## What is expected
Your task is to transcribe all the entries exactly, excluding pictures.

*****

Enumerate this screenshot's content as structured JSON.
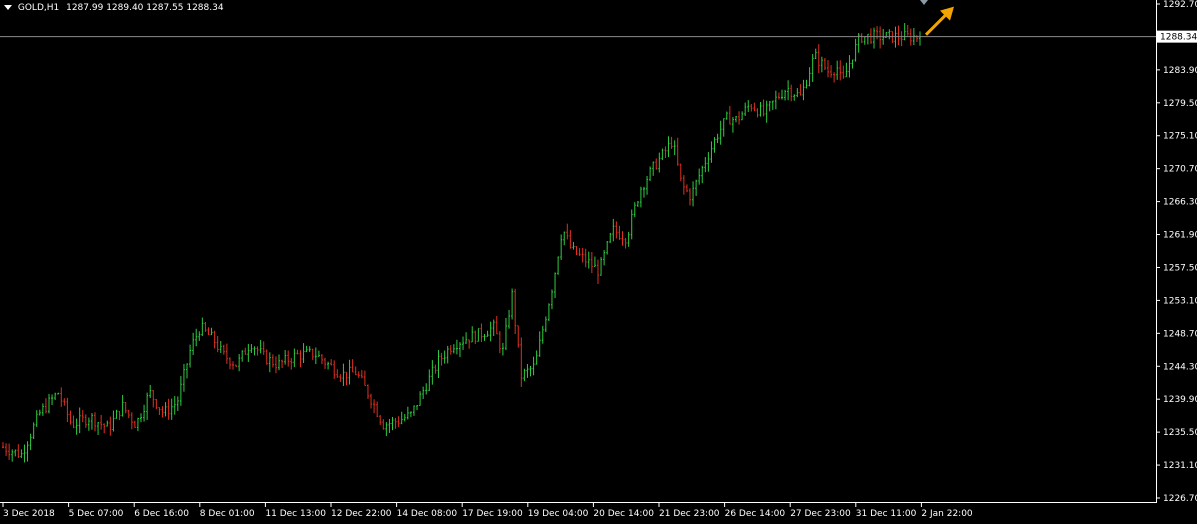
{
  "header": {
    "symbol": "GOLD,H1",
    "ohlc": "1287.99 1289.40 1287.55 1288.34"
  },
  "colors": {
    "background": "#000000",
    "bull": "#2ecc40",
    "bear": "#e03020",
    "axis": "#ffffff",
    "price_line": "#8c8c8c",
    "arrow": "#f2a500"
  },
  "chart_data": {
    "type": "candlestick",
    "y_ticks": [
      1292.7,
      1283.9,
      1279.5,
      1275.1,
      1270.7,
      1266.3,
      1261.9,
      1257.5,
      1253.1,
      1248.7,
      1244.3,
      1239.9,
      1235.5,
      1231.1,
      1226.7
    ],
    "ylim": [
      1226.7,
      1292.7
    ],
    "current_price": "1288.34",
    "x_labels": [
      "3 Dec 2018",
      "5 Dec 07:00",
      "6 Dec 16:00",
      "8 Dec 01:00",
      "11 Dec 13:00",
      "12 Dec 22:00",
      "14 Dec 08:00",
      "17 Dec 19:00",
      "19 Dec 04:00",
      "20 Dec 14:00",
      "21 Dec 23:00",
      "26 Dec 14:00",
      "27 Dec 23:00",
      "31 Dec 11:00",
      "2 Jan 22:00"
    ],
    "close_path": [
      [
        0,
        1233.5
      ],
      [
        0.02,
        1232.5
      ],
      [
        0.04,
        1238
      ],
      [
        0.06,
        1240.8
      ],
      [
        0.075,
        1236.5
      ],
      [
        0.095,
        1237.5
      ],
      [
        0.115,
        1236.0
      ],
      [
        0.13,
        1239.0
      ],
      [
        0.145,
        1236.5
      ],
      [
        0.16,
        1240.8
      ],
      [
        0.175,
        1238.0
      ],
      [
        0.19,
        1239.5
      ],
      [
        0.205,
        1246.8
      ],
      [
        0.215,
        1249.5
      ],
      [
        0.23,
        1247.8
      ],
      [
        0.24,
        1245.8
      ],
      [
        0.255,
        1244.5
      ],
      [
        0.27,
        1247.5
      ],
      [
        0.285,
        1245.5
      ],
      [
        0.3,
        1244.5
      ],
      [
        0.32,
        1245.8
      ],
      [
        0.34,
        1246.0
      ],
      [
        0.355,
        1244.5
      ],
      [
        0.37,
        1243.2
      ],
      [
        0.385,
        1243.5
      ],
      [
        0.4,
        1240.3
      ],
      [
        0.415,
        1236.5
      ],
      [
        0.43,
        1237.0
      ],
      [
        0.445,
        1237.8
      ],
      [
        0.46,
        1241.5
      ],
      [
        0.475,
        1245.0
      ],
      [
        0.49,
        1247.2
      ],
      [
        0.505,
        1248.0
      ],
      [
        0.52,
        1248.6
      ],
      [
        0.535,
        1249.5
      ],
      [
        0.545,
        1246.2
      ],
      [
        0.555,
        1254.0
      ],
      [
        0.565,
        1243.0
      ],
      [
        0.58,
        1244.3
      ],
      [
        0.59,
        1250.0
      ],
      [
        0.6,
        1255.5
      ],
      [
        0.61,
        1262.8
      ],
      [
        0.62,
        1259.8
      ],
      [
        0.635,
        1258.5
      ],
      [
        0.65,
        1257.0
      ],
      [
        0.665,
        1262.5
      ],
      [
        0.68,
        1261.5
      ],
      [
        0.695,
        1268.0
      ],
      [
        0.71,
        1271.0
      ],
      [
        0.725,
        1273.5
      ],
      [
        0.73,
        1274.5
      ],
      [
        0.74,
        1268.5
      ],
      [
        0.75,
        1267.0
      ],
      [
        0.765,
        1271.5
      ],
      [
        0.78,
        1275.5
      ],
      [
        0.79,
        1277.5
      ],
      [
        0.8,
        1277.2
      ],
      [
        0.815,
        1279.3
      ],
      [
        0.83,
        1278.0
      ],
      [
        0.845,
        1280.3
      ],
      [
        0.855,
        1281.5
      ],
      [
        0.87,
        1280.3
      ],
      [
        0.885,
        1285.8
      ],
      [
        0.9,
        1283.7
      ],
      [
        0.91,
        1284.2
      ],
      [
        0.915,
        1282.0
      ],
      [
        0.925,
        1285.5
      ],
      [
        0.935,
        1288.34
      ]
    ]
  }
}
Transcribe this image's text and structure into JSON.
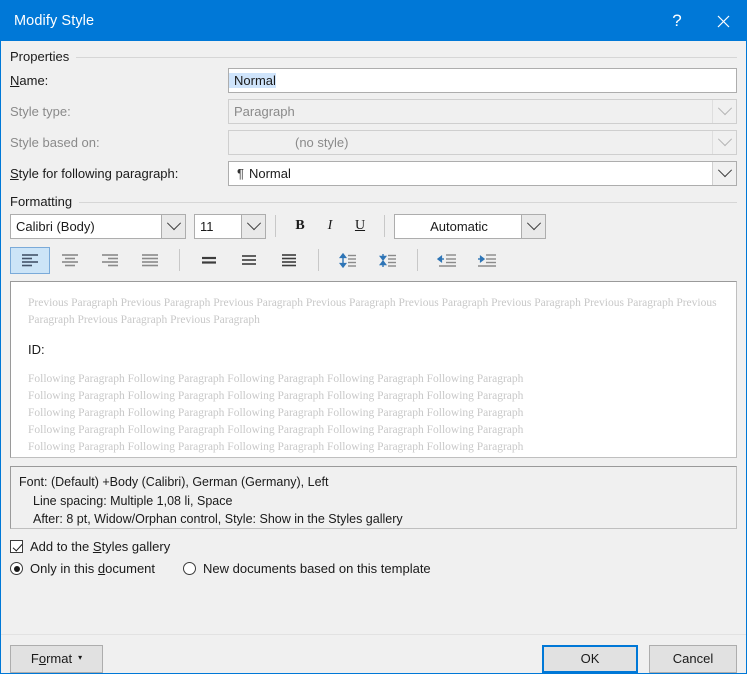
{
  "window": {
    "title": "Modify Style",
    "help_label": "?",
    "close_label": "✕"
  },
  "properties": {
    "group_label": "Properties",
    "name": {
      "label_pre": "N",
      "label_post": "ame:",
      "value": "Normal"
    },
    "style_type": {
      "label": "Style type:",
      "value": "Paragraph"
    },
    "style_based_on": {
      "label": "Style based on:",
      "value": "(no style)"
    },
    "following_paragraph": {
      "label_pre": "S",
      "label_post": "tyle for following paragraph:",
      "icon": "¶",
      "value": "Normal"
    }
  },
  "formatting": {
    "group_label": "Formatting",
    "font_family": "Calibri (Body)",
    "font_size": "11",
    "bold_label": "B",
    "italic_label": "I",
    "underline_label": "U",
    "font_color": "Automatic",
    "buttons": {
      "align_left": "align-left",
      "align_center": "align-center",
      "align_right": "align-right",
      "justify": "justify",
      "line_spacing_1": "line-spacing-single",
      "line_spacing_15": "line-spacing-1.5",
      "line_spacing_2": "line-spacing-double",
      "increase_spacing": "increase-paragraph-spacing",
      "decrease_spacing": "decrease-paragraph-spacing",
      "decrease_indent": "decrease-indent",
      "increase_indent": "increase-indent"
    }
  },
  "preview": {
    "previous_paragraph": "Previous Paragraph Previous Paragraph Previous Paragraph Previous Paragraph Previous Paragraph Previous Paragraph Previous Paragraph Previous Paragraph Previous Paragraph Previous Paragraph",
    "sample_text": "ID:",
    "following_line": "Following Paragraph Following Paragraph Following Paragraph Following Paragraph Following Paragraph",
    "following_lines": [
      "Following Paragraph Following Paragraph Following Paragraph Following Paragraph Following Paragraph",
      "Following Paragraph Following Paragraph Following Paragraph Following Paragraph Following Paragraph",
      "Following Paragraph Following Paragraph Following Paragraph Following Paragraph Following Paragraph",
      "Following Paragraph Following Paragraph Following Paragraph Following Paragraph Following Paragraph",
      "Following Paragraph Following Paragraph Following Paragraph Following Paragraph Following Paragraph"
    ]
  },
  "description": {
    "line1": "Font: (Default) +Body (Calibri), German (Germany), Left",
    "line2": "Line spacing:  Multiple 1,08 li, Space",
    "line3": "After:  8 pt, Widow/Orphan control, Style: Show in the Styles gallery"
  },
  "options": {
    "add_to_gallery": {
      "pre": "Add to the ",
      "acc": "S",
      "post": "tyles gallery",
      "checked": true
    },
    "only_this_document": {
      "pre": "Only in this ",
      "acc": "d",
      "post": "ocument",
      "checked": true
    },
    "new_documents": {
      "label": "New documents based on this template",
      "checked": false
    }
  },
  "footer": {
    "format_pre": "F",
    "format_acc": "o",
    "format_post": "rmat",
    "format_caret": "▾",
    "ok_label": "OK",
    "cancel_label": "Cancel"
  },
  "colors": {
    "title_bar": "#0078d7",
    "dialog_background": "#f0f0f0",
    "focus_border": "#0078d7",
    "selection_highlight": "#cfe4fb"
  }
}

*****

## Full output
Enumerate this screenshot's content as structured JSON.
{
  "header": {
    "symbol": "GOLD,H1",
    "ohlc": "1287.99 1289.40 1287.55 1288.34"
  },
  "colors": {
    "background": "#000000",
    "bull": "#2ecc40",
    "bear": "#e03020",
    "axis": "#ffffff",
    "price_line": "#8c8c8c",
    "arrow": "#f2a500"
  },
  "chart_data": {
    "type": "candlestick",
    "y_ticks": [
      1292.7,
      1283.9,
      1279.5,
      1275.1,
      1270.7,
      1266.3,
      1261.9,
      1257.5,
      1253.1,
      1248.7,
      1244.3,
      1239.9,
      1235.5,
      1231.1,
      1226.7
    ],
    "ylim": [
      1226.7,
      1292.7
    ],
    "current_price": "1288.34",
    "x_labels": [
      "3 Dec 2018",
      "5 Dec 07:00",
      "6 Dec 16:00",
      "8 Dec 01:00",
      "11 Dec 13:00",
      "12 Dec 22:00",
      "14 Dec 08:00",
      "17 Dec 19:00",
      "19 Dec 04:00",
      "20 Dec 14:00",
      "21 Dec 23:00",
      "26 Dec 14:00",
      "27 Dec 23:00",
      "31 Dec 11:00",
      "2 Jan 22:00"
    ],
    "close_path": [
      [
        0,
        1233.5
      ],
      [
        0.02,
        1232.5
      ],
      [
        0.04,
        1238
      ],
      [
        0.06,
        1240.8
      ],
      [
        0.075,
        1236.5
      ],
      [
        0.095,
        1237.5
      ],
      [
        0.115,
        1236.0
      ],
      [
        0.13,
        1239.0
      ],
      [
        0.145,
        1236.5
      ],
      [
        0.16,
        1240.8
      ],
      [
        0.175,
        1238.0
      ],
      [
        0.19,
        1239.5
      ],
      [
        0.205,
        1246.8
      ],
      [
        0.215,
        1249.5
      ],
      [
        0.23,
        1247.8
      ],
      [
        0.24,
        1245.8
      ],
      [
        0.255,
        1244.5
      ],
      [
        0.27,
        1247.5
      ],
      [
        0.285,
        1245.5
      ],
      [
        0.3,
        1244.5
      ],
      [
        0.32,
        1245.8
      ],
      [
        0.34,
        1246.0
      ],
      [
        0.355,
        1244.5
      ],
      [
        0.37,
        1243.2
      ],
      [
        0.385,
        1243.5
      ],
      [
        0.4,
        1240.3
      ],
      [
        0.415,
        1236.5
      ],
      [
        0.43,
        1237.0
      ],
      [
        0.445,
        1237.8
      ],
      [
        0.46,
        1241.5
      ],
      [
        0.475,
        1245.0
      ],
      [
        0.49,
        1247.2
      ],
      [
        0.505,
        1248.0
      ],
      [
        0.52,
        1248.6
      ],
      [
        0.535,
        1249.5
      ],
      [
        0.545,
        1246.2
      ],
      [
        0.555,
        1254.0
      ],
      [
        0.565,
        1243.0
      ],
      [
        0.58,
        1244.3
      ],
      [
        0.59,
        1250.0
      ],
      [
        0.6,
        1255.5
      ],
      [
        0.61,
        1262.8
      ],
      [
        0.62,
        1259.8
      ],
      [
        0.635,
        1258.5
      ],
      [
        0.65,
        1257.0
      ],
      [
        0.665,
        1262.5
      ],
      [
        0.68,
        1261.5
      ],
      [
        0.695,
        1268.0
      ],
      [
        0.71,
        1271.0
      ],
      [
        0.725,
        1273.5
      ],
      [
        0.73,
        1274.5
      ],
      [
        0.74,
        1268.5
      ],
      [
        0.75,
        1267.0
      ],
      [
        0.765,
        1271.5
      ],
      [
        0.78,
        1275.5
      ],
      [
        0.79,
        1277.5
      ],
      [
        0.8,
        1277.2
      ],
      [
        0.815,
        1279.3
      ],
      [
        0.83,
        1278.0
      ],
      [
        0.845,
        1280.3
      ],
      [
        0.855,
        1281.5
      ],
      [
        0.87,
        1280.3
      ],
      [
        0.885,
        1285.8
      ],
      [
        0.9,
        1283.7
      ],
      [
        0.91,
        1284.2
      ],
      [
        0.915,
        1282.0
      ],
      [
        0.925,
        1285.5
      ],
      [
        0.935,
        1288.34
      ]
    ]
  }
}
Transcribe this image's text and structure into JSON.
{
  "window": {
    "title": "Modify Style",
    "help_label": "?",
    "close_label": "✕"
  },
  "properties": {
    "group_label": "Properties",
    "name": {
      "label_pre": "N",
      "label_post": "ame:",
      "value": "Normal"
    },
    "style_type": {
      "label": "Style type:",
      "value": "Paragraph"
    },
    "style_based_on": {
      "label": "Style based on:",
      "value": "(no style)"
    },
    "following_paragraph": {
      "label_pre": "S",
      "label_post": "tyle for following paragraph:",
      "icon": "¶",
      "value": "Normal"
    }
  },
  "formatting": {
    "group_label": "Formatting",
    "font_family": "Calibri (Body)",
    "font_size": "11",
    "bold_label": "B",
    "italic_label": "I",
    "underline_label": "U",
    "font_color": "Automatic",
    "buttons": {
      "align_left": "align-left",
      "align_center": "align-center",
      "align_right": "align-right",
      "justify": "justify",
      "line_spacing_1": "line-spacing-single",
      "line_spacing_15": "line-spacing-1.5",
      "line_spacing_2": "line-spacing-double",
      "increase_spacing": "increase-paragraph-spacing",
      "decrease_spacing": "decrease-paragraph-spacing",
      "decrease_indent": "decrease-indent",
      "increase_indent": "increase-indent"
    }
  },
  "preview": {
    "previous_paragraph": "Previous Paragraph Previous Paragraph Previous Paragraph Previous Paragraph Previous Paragraph Previous Paragraph Previous Paragraph Previous Paragraph Previous Paragraph Previous Paragraph",
    "sample_text": "ID:",
    "following_line": "Following Paragraph Following Paragraph Following Paragraph Following Paragraph Following Paragraph",
    "following_lines": [
      "Following Paragraph Following Paragraph Following Paragraph Following Paragraph Following Paragraph",
      "Following Paragraph Following Paragraph Following Paragraph Following Paragraph Following Paragraph",
      "Following Paragraph Following Paragraph Following Paragraph Following Paragraph Following Paragraph",
      "Following Paragraph Following Paragraph Following Paragraph Following Paragraph Following Paragraph",
      "Following Paragraph Following Paragraph Following Paragraph Following Paragraph Following Paragraph"
    ]
  },
  "description": {
    "line1": "Font: (Default) +Body (Calibri), German (Germany), Left",
    "line2": "Line spacing:  Multiple 1,08 li, Space",
    "line3": "After:  8 pt, Widow/Orphan control, Style: Show in the Styles gallery"
  },
  "options": {
    "add_to_gallery": {
      "pre": "Add to the ",
      "acc": "S",
      "post": "tyles gallery",
      "checked": true
    },
    "only_this_document": {
      "pre": "Only in this ",
      "acc": "d",
      "post": "ocument",
      "checked": true
    },
    "new_documents": {
      "label": "New documents based on this template",
      "checked": false
    }
  },
  "footer": {
    "format_pre": "F",
    "format_acc": "o",
    "format_post": "rmat",
    "format_caret": "▾",
    "ok_label": "OK",
    "cancel_label": "Cancel"
  },
  "colors": {
    "title_bar": "#0078d7",
    "dialog_background": "#f0f0f0",
    "focus_border": "#0078d7",
    "selection_highlight": "#cfe4fb"
  }
}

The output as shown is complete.